— START —

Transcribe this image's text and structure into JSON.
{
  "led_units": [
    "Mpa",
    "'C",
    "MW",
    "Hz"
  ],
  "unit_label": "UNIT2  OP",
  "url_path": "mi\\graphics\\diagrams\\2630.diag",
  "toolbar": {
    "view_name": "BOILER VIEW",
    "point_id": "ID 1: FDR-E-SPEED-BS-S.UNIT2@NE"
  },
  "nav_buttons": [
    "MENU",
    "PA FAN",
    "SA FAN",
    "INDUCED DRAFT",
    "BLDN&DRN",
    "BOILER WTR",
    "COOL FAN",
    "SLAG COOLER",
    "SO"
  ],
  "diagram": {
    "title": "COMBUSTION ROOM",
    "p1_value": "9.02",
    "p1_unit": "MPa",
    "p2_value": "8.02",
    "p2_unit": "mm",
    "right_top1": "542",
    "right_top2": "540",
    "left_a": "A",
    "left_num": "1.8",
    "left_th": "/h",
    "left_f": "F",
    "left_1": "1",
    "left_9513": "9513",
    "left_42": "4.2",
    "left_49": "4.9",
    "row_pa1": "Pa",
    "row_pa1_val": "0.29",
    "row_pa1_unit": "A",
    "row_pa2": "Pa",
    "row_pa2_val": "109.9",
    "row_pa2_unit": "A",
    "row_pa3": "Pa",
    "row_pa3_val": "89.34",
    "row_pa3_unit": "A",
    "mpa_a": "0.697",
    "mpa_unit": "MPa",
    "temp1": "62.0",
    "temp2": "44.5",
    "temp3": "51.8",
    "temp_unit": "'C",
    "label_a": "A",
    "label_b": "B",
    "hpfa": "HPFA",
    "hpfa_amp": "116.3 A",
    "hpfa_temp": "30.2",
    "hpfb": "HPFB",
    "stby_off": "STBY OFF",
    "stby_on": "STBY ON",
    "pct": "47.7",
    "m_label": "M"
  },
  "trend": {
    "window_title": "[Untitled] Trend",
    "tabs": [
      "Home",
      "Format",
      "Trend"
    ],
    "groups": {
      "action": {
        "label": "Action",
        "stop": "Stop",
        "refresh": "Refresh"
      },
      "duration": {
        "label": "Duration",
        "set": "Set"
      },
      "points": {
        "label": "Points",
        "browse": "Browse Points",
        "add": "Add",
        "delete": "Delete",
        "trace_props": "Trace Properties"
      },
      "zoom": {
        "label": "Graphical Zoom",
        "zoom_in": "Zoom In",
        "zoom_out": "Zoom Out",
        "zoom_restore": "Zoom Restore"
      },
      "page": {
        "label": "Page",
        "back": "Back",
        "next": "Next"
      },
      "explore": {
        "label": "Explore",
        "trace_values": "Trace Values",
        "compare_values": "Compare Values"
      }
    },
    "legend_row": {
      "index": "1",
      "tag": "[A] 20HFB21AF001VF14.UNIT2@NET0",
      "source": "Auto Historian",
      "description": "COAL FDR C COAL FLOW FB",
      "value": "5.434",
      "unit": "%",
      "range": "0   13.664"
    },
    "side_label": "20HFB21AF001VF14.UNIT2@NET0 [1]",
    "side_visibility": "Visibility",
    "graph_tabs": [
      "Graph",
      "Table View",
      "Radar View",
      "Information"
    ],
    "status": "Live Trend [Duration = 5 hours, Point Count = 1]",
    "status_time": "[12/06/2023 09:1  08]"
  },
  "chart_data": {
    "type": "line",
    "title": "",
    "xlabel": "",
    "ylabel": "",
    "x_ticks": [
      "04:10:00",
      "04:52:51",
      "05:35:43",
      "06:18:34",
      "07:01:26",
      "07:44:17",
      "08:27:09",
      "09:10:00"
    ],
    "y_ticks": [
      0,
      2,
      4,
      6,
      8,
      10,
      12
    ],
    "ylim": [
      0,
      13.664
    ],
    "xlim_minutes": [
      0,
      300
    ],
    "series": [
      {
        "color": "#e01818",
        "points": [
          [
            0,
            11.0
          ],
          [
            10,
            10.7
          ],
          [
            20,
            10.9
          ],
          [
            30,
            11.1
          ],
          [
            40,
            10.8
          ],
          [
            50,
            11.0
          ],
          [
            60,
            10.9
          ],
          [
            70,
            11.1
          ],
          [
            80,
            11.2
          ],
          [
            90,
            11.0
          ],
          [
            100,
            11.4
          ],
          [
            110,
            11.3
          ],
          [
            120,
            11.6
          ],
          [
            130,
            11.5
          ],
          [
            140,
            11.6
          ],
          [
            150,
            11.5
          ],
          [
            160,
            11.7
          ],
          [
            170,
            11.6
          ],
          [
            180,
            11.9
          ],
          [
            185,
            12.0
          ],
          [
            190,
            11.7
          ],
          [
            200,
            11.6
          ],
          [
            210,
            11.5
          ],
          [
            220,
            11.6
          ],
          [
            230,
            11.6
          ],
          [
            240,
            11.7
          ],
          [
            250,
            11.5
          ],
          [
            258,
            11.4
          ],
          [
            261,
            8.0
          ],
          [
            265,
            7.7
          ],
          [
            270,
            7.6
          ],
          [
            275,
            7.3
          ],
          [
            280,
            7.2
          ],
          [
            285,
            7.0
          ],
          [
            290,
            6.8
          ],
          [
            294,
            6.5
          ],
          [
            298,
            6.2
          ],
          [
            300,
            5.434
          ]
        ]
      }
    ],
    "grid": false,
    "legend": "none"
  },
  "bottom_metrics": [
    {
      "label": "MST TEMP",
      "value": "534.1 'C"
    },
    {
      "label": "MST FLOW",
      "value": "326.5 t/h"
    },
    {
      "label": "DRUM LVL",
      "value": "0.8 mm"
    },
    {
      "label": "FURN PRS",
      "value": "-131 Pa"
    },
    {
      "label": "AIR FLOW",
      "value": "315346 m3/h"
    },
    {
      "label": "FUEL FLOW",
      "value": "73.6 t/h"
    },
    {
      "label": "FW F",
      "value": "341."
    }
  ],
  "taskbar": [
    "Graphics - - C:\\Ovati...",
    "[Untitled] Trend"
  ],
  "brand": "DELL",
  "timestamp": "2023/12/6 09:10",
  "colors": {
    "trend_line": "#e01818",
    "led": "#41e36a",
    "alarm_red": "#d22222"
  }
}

— END —

Extract each entry in full and write it down exactly.

### Final result
Transcribe this image's text and structure into JSON.
{
  "led_units": [
    "Mpa",
    "'C",
    "MW",
    "Hz"
  ],
  "unit_label": "UNIT2  OP",
  "url_path": "mi\\graphics\\diagrams\\2630.diag",
  "toolbar": {
    "view_name": "BOILER VIEW",
    "point_id": "ID 1: FDR-E-SPEED-BS-S.UNIT2@NE"
  },
  "nav_buttons": [
    "MENU",
    "PA FAN",
    "SA FAN",
    "INDUCED DRAFT",
    "BLDN&DRN",
    "BOILER WTR",
    "COOL FAN",
    "SLAG COOLER",
    "SO"
  ],
  "diagram": {
    "title": "COMBUSTION ROOM",
    "p1_value": "9.02",
    "p1_unit": "MPa",
    "p2_value": "8.02",
    "p2_unit": "mm",
    "right_top1": "542",
    "right_top2": "540",
    "left_a": "A",
    "left_num": "1.8",
    "left_th": "/h",
    "left_f": "F",
    "left_1": "1",
    "left_9513": "9513",
    "left_42": "4.2",
    "left_49": "4.9",
    "row_pa1": "Pa",
    "row_pa1_val": "0.29",
    "row_pa1_unit": "A",
    "row_pa2": "Pa",
    "row_pa2_val": "109.9",
    "row_pa2_unit": "A",
    "row_pa3": "Pa",
    "row_pa3_val": "89.34",
    "row_pa3_unit": "A",
    "mpa_a": "0.697",
    "mpa_unit": "MPa",
    "temp1": "62.0",
    "temp2": "44.5",
    "temp3": "51.8",
    "temp_unit": "'C",
    "label_a": "A",
    "label_b": "B",
    "hpfa": "HPFA",
    "hpfa_amp": "116.3 A",
    "hpfa_temp": "30.2",
    "hpfb": "HPFB",
    "stby_off": "STBY OFF",
    "stby_on": "STBY ON",
    "pct": "47.7",
    "m_label": "M"
  },
  "trend": {
    "window_title": "[Untitled] Trend",
    "tabs": [
      "Home",
      "Format",
      "Trend"
    ],
    "groups": {
      "action": {
        "label": "Action",
        "stop": "Stop",
        "refresh": "Refresh"
      },
      "duration": {
        "label": "Duration",
        "set": "Set"
      },
      "points": {
        "label": "Points",
        "browse": "Browse Points",
        "add": "Add",
        "delete": "Delete",
        "trace_props": "Trace Properties"
      },
      "zoom": {
        "label": "Graphical Zoom",
        "zoom_in": "Zoom In",
        "zoom_out": "Zoom Out",
        "zoom_restore": "Zoom Restore"
      },
      "page": {
        "label": "Page",
        "back": "Back",
        "next": "Next"
      },
      "explore": {
        "label": "Explore",
        "trace_values": "Trace Values",
        "compare_values": "Compare Values"
      }
    },
    "legend_row": {
      "index": "1",
      "tag": "[A] 20HFB21AF001VF14.UNIT2@NET0",
      "source": "Auto Historian",
      "description": "COAL FDR C COAL FLOW FB",
      "value": "5.434",
      "unit": "%",
      "range": "0   13.664"
    },
    "side_label": "20HFB21AF001VF14.UNIT2@NET0 [1]",
    "side_visibility": "Visibility",
    "graph_tabs": [
      "Graph",
      "Table View",
      "Radar View",
      "Information"
    ],
    "status": "Live Trend [Duration = 5 hours, Point Count = 1]",
    "status_time": "[12/06/2023 09:1  08]"
  },
  "chart_data": {
    "type": "line",
    "title": "",
    "xlabel": "",
    "ylabel": "",
    "x_ticks": [
      "04:10:00",
      "04:52:51",
      "05:35:43",
      "06:18:34",
      "07:01:26",
      "07:44:17",
      "08:27:09",
      "09:10:00"
    ],
    "y_ticks": [
      0,
      2,
      4,
      6,
      8,
      10,
      12
    ],
    "ylim": [
      0,
      13.664
    ],
    "xlim_minutes": [
      0,
      300
    ],
    "series": [
      {
        "color": "#e01818",
        "points": [
          [
            0,
            11.0
          ],
          [
            10,
            10.7
          ],
          [
            20,
            10.9
          ],
          [
            30,
            11.1
          ],
          [
            40,
            10.8
          ],
          [
            50,
            11.0
          ],
          [
            60,
            10.9
          ],
          [
            70,
            11.1
          ],
          [
            80,
            11.2
          ],
          [
            90,
            11.0
          ],
          [
            100,
            11.4
          ],
          [
            110,
            11.3
          ],
          [
            120,
            11.6
          ],
          [
            130,
            11.5
          ],
          [
            140,
            11.6
          ],
          [
            150,
            11.5
          ],
          [
            160,
            11.7
          ],
          [
            170,
            11.6
          ],
          [
            180,
            11.9
          ],
          [
            185,
            12.0
          ],
          [
            190,
            11.7
          ],
          [
            200,
            11.6
          ],
          [
            210,
            11.5
          ],
          [
            220,
            11.6
          ],
          [
            230,
            11.6
          ],
          [
            240,
            11.7
          ],
          [
            250,
            11.5
          ],
          [
            258,
            11.4
          ],
          [
            261,
            8.0
          ],
          [
            265,
            7.7
          ],
          [
            270,
            7.6
          ],
          [
            275,
            7.3
          ],
          [
            280,
            7.2
          ],
          [
            285,
            7.0
          ],
          [
            290,
            6.8
          ],
          [
            294,
            6.5
          ],
          [
            298,
            6.2
          ],
          [
            300,
            5.434
          ]
        ]
      }
    ],
    "grid": false,
    "legend": "none"
  },
  "bottom_metrics": [
    {
      "label": "MST TEMP",
      "value": "534.1 'C"
    },
    {
      "label": "MST FLOW",
      "value": "326.5 t/h"
    },
    {
      "label": "DRUM LVL",
      "value": "0.8 mm"
    },
    {
      "label": "FURN PRS",
      "value": "-131 Pa"
    },
    {
      "label": "AIR FLOW",
      "value": "315346 m3/h"
    },
    {
      "label": "FUEL FLOW",
      "value": "73.6 t/h"
    },
    {
      "label": "FW F",
      "value": "341."
    }
  ],
  "taskbar": [
    "Graphics - - C:\\Ovati...",
    "[Untitled] Trend"
  ],
  "brand": "DELL",
  "timestamp": "2023/12/6 09:10",
  "colors": {
    "trend_line": "#e01818",
    "led": "#41e36a",
    "alarm_red": "#d22222"
  }
}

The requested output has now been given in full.